GOAL |
The material below should be written out in full and exactly; pictures stay out of the copy.

INPUT DATA |
[start]
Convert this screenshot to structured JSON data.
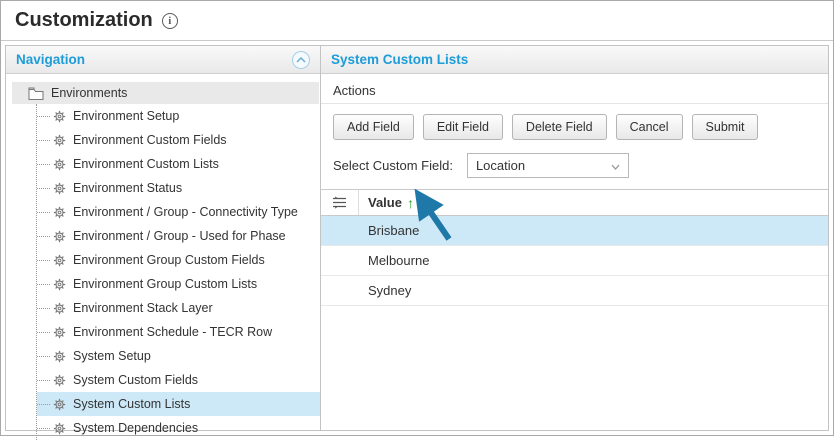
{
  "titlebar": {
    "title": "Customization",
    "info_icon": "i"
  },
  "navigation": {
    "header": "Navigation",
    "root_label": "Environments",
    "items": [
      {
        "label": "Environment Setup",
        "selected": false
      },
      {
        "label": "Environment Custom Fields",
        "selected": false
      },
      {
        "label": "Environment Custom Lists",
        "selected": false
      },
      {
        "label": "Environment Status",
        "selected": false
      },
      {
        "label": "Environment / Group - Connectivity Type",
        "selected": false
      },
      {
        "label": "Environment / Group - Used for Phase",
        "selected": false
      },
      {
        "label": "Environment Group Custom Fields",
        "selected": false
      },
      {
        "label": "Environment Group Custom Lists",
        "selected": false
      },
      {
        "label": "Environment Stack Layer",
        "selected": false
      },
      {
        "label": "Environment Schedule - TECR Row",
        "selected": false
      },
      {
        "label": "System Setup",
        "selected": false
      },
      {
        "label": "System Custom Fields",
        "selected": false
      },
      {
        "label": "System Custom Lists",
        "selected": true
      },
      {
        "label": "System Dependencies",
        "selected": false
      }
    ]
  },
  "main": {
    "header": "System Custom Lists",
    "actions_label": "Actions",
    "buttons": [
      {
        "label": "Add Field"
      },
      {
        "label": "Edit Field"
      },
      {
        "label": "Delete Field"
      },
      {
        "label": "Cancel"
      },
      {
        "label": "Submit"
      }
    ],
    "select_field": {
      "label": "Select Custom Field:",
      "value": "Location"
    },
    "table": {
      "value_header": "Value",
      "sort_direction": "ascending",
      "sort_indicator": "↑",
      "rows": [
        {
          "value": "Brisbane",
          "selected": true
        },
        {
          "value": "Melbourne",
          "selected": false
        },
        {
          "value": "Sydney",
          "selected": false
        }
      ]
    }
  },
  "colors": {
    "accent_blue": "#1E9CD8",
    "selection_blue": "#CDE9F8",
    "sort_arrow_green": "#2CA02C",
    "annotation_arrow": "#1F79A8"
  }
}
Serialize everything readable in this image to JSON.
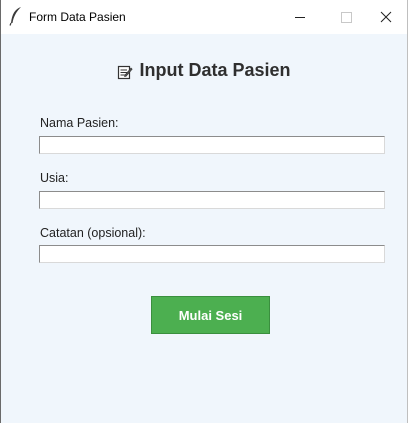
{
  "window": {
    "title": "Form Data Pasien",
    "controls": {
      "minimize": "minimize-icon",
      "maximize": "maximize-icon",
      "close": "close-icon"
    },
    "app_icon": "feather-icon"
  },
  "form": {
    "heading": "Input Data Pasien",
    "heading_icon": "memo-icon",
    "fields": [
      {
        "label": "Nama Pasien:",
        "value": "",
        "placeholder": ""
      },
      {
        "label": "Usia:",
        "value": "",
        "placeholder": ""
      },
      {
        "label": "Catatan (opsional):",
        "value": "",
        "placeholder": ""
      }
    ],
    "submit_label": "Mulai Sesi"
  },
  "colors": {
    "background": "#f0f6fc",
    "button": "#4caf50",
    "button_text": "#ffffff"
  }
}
[end]
RESPONSE TO THE EXERCISE |
Convert this screenshot to structured JSON data.
{
  "titlebar": {
    "title": "Customization",
    "info_icon": "i"
  },
  "navigation": {
    "header": "Navigation",
    "root_label": "Environments",
    "items": [
      {
        "label": "Environment Setup",
        "selected": false
      },
      {
        "label": "Environment Custom Fields",
        "selected": false
      },
      {
        "label": "Environment Custom Lists",
        "selected": false
      },
      {
        "label": "Environment Status",
        "selected": false
      },
      {
        "label": "Environment / Group - Connectivity Type",
        "selected": false
      },
      {
        "label": "Environment / Group - Used for Phase",
        "selected": false
      },
      {
        "label": "Environment Group Custom Fields",
        "selected": false
      },
      {
        "label": "Environment Group Custom Lists",
        "selected": false
      },
      {
        "label": "Environment Stack Layer",
        "selected": false
      },
      {
        "label": "Environment Schedule - TECR Row",
        "selected": false
      },
      {
        "label": "System Setup",
        "selected": false
      },
      {
        "label": "System Custom Fields",
        "selected": false
      },
      {
        "label": "System Custom Lists",
        "selected": true
      },
      {
        "label": "System Dependencies",
        "selected": false
      }
    ]
  },
  "main": {
    "header": "System Custom Lists",
    "actions_label": "Actions",
    "buttons": [
      {
        "label": "Add Field"
      },
      {
        "label": "Edit Field"
      },
      {
        "label": "Delete Field"
      },
      {
        "label": "Cancel"
      },
      {
        "label": "Submit"
      }
    ],
    "select_field": {
      "label": "Select Custom Field:",
      "value": "Location"
    },
    "table": {
      "value_header": "Value",
      "sort_direction": "ascending",
      "sort_indicator": "↑",
      "rows": [
        {
          "value": "Brisbane",
          "selected": true
        },
        {
          "value": "Melbourne",
          "selected": false
        },
        {
          "value": "Sydney",
          "selected": false
        }
      ]
    }
  },
  "colors": {
    "accent_blue": "#1E9CD8",
    "selection_blue": "#CDE9F8",
    "sort_arrow_green": "#2CA02C",
    "annotation_arrow": "#1F79A8"
  }
}
Serialize everything readable in this image to JSON.
{
  "window": {
    "title": "Form Data Pasien",
    "controls": {
      "minimize": "minimize-icon",
      "maximize": "maximize-icon",
      "close": "close-icon"
    },
    "app_icon": "feather-icon"
  },
  "form": {
    "heading": "Input Data Pasien",
    "heading_icon": "memo-icon",
    "fields": [
      {
        "label": "Nama Pasien:",
        "value": "",
        "placeholder": ""
      },
      {
        "label": "Usia:",
        "value": "",
        "placeholder": ""
      },
      {
        "label": "Catatan (opsional):",
        "value": "",
        "placeholder": ""
      }
    ],
    "submit_label": "Mulai Sesi"
  },
  "colors": {
    "background": "#f0f6fc",
    "button": "#4caf50",
    "button_text": "#ffffff"
  }
}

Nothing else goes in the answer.